» Job
Omit all pictures and give the records below again exactly as written.

» Supplied entries

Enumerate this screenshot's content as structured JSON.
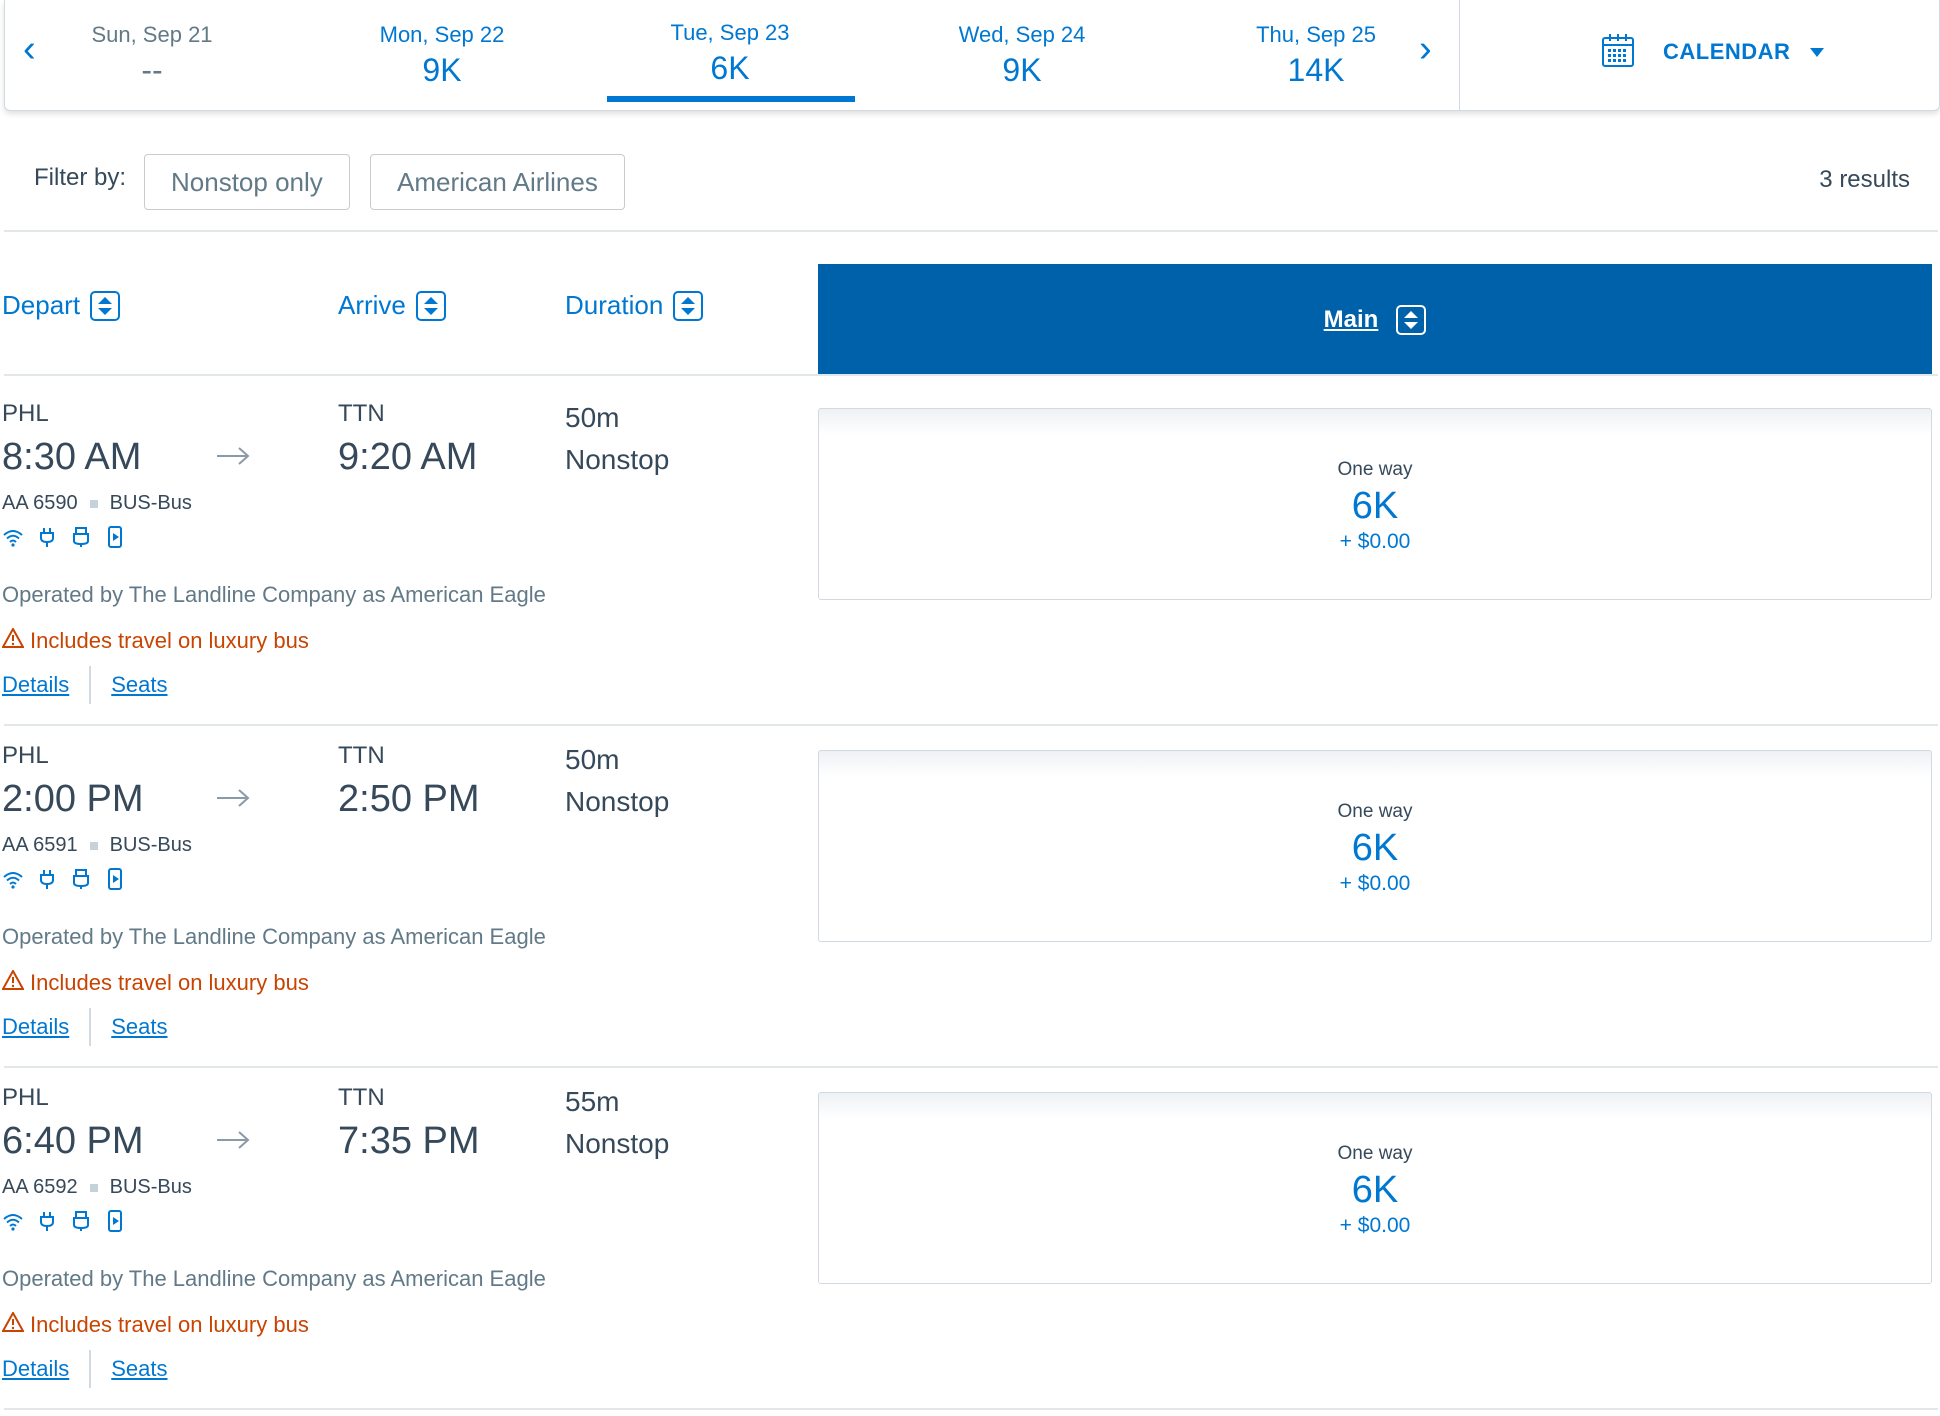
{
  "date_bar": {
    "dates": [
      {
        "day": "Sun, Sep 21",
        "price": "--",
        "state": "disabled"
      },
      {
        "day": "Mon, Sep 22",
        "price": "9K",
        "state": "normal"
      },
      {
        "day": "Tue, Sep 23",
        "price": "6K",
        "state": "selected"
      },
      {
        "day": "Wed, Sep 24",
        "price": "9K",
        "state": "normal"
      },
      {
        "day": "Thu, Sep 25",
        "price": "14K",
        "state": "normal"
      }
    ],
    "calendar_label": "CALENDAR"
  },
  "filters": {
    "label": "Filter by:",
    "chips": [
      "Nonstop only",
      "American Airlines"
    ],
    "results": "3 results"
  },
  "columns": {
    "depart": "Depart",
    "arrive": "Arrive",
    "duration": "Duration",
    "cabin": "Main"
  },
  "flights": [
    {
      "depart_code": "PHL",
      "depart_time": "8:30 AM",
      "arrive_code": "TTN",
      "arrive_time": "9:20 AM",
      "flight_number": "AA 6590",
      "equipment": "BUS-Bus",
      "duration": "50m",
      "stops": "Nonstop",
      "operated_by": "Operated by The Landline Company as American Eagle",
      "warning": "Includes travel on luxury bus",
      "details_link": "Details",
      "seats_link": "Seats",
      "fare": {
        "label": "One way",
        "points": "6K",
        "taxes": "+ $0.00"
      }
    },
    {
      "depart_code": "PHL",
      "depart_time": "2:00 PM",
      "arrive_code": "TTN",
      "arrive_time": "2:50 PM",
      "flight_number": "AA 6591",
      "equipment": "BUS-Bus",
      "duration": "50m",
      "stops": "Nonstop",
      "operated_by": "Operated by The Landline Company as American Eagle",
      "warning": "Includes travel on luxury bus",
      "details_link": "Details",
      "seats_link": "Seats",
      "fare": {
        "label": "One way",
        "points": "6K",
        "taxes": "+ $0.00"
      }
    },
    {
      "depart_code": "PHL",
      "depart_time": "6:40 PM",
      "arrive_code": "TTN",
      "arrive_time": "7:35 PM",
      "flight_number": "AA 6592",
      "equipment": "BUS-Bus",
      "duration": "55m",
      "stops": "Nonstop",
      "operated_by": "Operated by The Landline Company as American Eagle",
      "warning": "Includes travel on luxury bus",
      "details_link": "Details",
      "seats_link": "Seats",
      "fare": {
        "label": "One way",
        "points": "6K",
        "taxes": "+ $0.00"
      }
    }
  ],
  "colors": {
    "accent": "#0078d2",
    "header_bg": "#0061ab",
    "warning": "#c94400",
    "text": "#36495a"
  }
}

» Answer to the problem
Enumerate this screenshot's content as structured JSON.
{
  "date_bar": {
    "dates": [
      {
        "day": "Sun, Sep 21",
        "price": "--",
        "state": "disabled"
      },
      {
        "day": "Mon, Sep 22",
        "price": "9K",
        "state": "normal"
      },
      {
        "day": "Tue, Sep 23",
        "price": "6K",
        "state": "selected"
      },
      {
        "day": "Wed, Sep 24",
        "price": "9K",
        "state": "normal"
      },
      {
        "day": "Thu, Sep 25",
        "price": "14K",
        "state": "normal"
      }
    ],
    "calendar_label": "CALENDAR"
  },
  "filters": {
    "label": "Filter by:",
    "chips": [
      "Nonstop only",
      "American Airlines"
    ],
    "results": "3 results"
  },
  "columns": {
    "depart": "Depart",
    "arrive": "Arrive",
    "duration": "Duration",
    "cabin": "Main"
  },
  "flights": [
    {
      "depart_code": "PHL",
      "depart_time": "8:30 AM",
      "arrive_code": "TTN",
      "arrive_time": "9:20 AM",
      "flight_number": "AA 6590",
      "equipment": "BUS-Bus",
      "duration": "50m",
      "stops": "Nonstop",
      "operated_by": "Operated by The Landline Company as American Eagle",
      "warning": "Includes travel on luxury bus",
      "details_link": "Details",
      "seats_link": "Seats",
      "fare": {
        "label": "One way",
        "points": "6K",
        "taxes": "+ $0.00"
      }
    },
    {
      "depart_code": "PHL",
      "depart_time": "2:00 PM",
      "arrive_code": "TTN",
      "arrive_time": "2:50 PM",
      "flight_number": "AA 6591",
      "equipment": "BUS-Bus",
      "duration": "50m",
      "stops": "Nonstop",
      "operated_by": "Operated by The Landline Company as American Eagle",
      "warning": "Includes travel on luxury bus",
      "details_link": "Details",
      "seats_link": "Seats",
      "fare": {
        "label": "One way",
        "points": "6K",
        "taxes": "+ $0.00"
      }
    },
    {
      "depart_code": "PHL",
      "depart_time": "6:40 PM",
      "arrive_code": "TTN",
      "arrive_time": "7:35 PM",
      "flight_number": "AA 6592",
      "equipment": "BUS-Bus",
      "duration": "55m",
      "stops": "Nonstop",
      "operated_by": "Operated by The Landline Company as American Eagle",
      "warning": "Includes travel on luxury bus",
      "details_link": "Details",
      "seats_link": "Seats",
      "fare": {
        "label": "One way",
        "points": "6K",
        "taxes": "+ $0.00"
      }
    }
  ],
  "colors": {
    "accent": "#0078d2",
    "header_bg": "#0061ab",
    "warning": "#c94400",
    "text": "#36495a"
  }
}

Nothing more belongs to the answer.